Verilen Metin ▸
※
Diplomalar Aynı Eğitimler Farklı

Diplomalar Aynı Eğitimler Farklı

Ülkemizde denizcilik alanında eğitim-öğretim konusu ne yazık ki tam anlamıyla çözülemeyen temel sorunlardan biri olmuştur.

Denizcilik eğitim kurumlarında staj, yabancı dil, akademisyen yetersizliği, uygulama ve simülatör eğitim imkanlarının kısıtlı olması gibi birçok sorun halen aşılmaya çalışılmaktadır. Buradaki yazımda aslında çok da farkında olmadığımız üniversitelerin meslek yüksekokullarındaki denizcilik eğitimi sorunlarını dile getirmeye çalışacağım.  

Üniversitelerin 2 yıllık ön lisans eğitimi veren meslek yüksekokulları “nitelikli insan gücünü” sağlamak amacıyla genellikle üniversitelerin bulunduğu illere bağlı ilçelerde kurulmuştur. Denizcilik sektörü ile alakalı olarak da birçok alanda değişik üniversite meslek yüksekokullarında ön lisans programları açılmıştır. Başta Deniz ve Liman İşletmeciliği programı olmak üzere Deniz Ulaştırma İşletme, Marina ve Yat İşletmeciliği, Gemi Makineleri İşletmeciliği gibi tüm denizcilik programlarına 2020 ÖSYM verilerine göre 3.101 öğrenci yerleştirilmiştir.  Her yıl ortalama 2 bin civarında öğrenci denizcilikle alakalı programlardan mezun olup meslek hayatına atılmaktadır.  Fakat bu durum hiç de beklenildiği şekilde gerçekleşmemektedir. Üniversitelerin diğer meslek yüksekokullarındaki programlar gibi denizcilikle alakalı program mezunlarından büyük bir bölümü mezuniyet sonrası eğitim aldıkları alanlarda yeteri kadar iş imkânı bulamadıkları gerekçesiyle farklı sektörlere yönelmektedirler. Hatta bölüme yerleşen öğrenciler daha mezun olmadan kazandıkları programları yarıda bırakmakta veya bu programlara hiç başlamamaktadırlar. Böyle bir sonucun ortaya çıkmasının önemli sebepleri bulunmaktadır.
※
Alıştırma Görevleri ▸
#1 Denizcilik eğitimi yazısında adı geçen denizcilik ön lisans programlarının hepsini sıralayın.
#2 Denizcilik eğitimi yazısında "Denizcilik eğitim kurumlarında" ifadesinden "dile getirmeye çalışacağım." ifadesine kadar olan bölümü aynen kopyalayın.

Derlenen Malzeme ▸
※
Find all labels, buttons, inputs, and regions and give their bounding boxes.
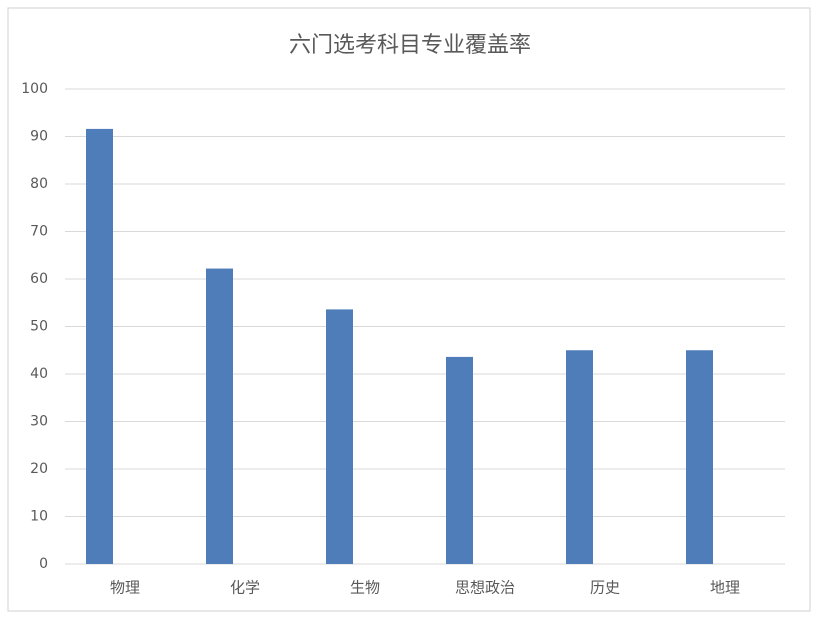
※
Alıştırma Cevapları ▸
#1 Deniz ve Liman İşletmeciliği, Deniz Ulaştırma İşletme, Marina ve Yat İşletmeciliği, Gemi Makineleri İşletmeciliği

#2
Denizcilik eğitim kurumlarında staj, yabancı dil, akademisyen yetersizliği, uygulama ve simülatör eğitim imkanlarının kısıtlı olması gibi birçok sorun halen aşılmaya çalışılmaktadır. Buradaki yazımda aslında çok da farkında olmadığımız üniversitelerin meslek yüksekokullarındaki denizcilik eğitimi sorunlarını dile getirmeye çalışacağım.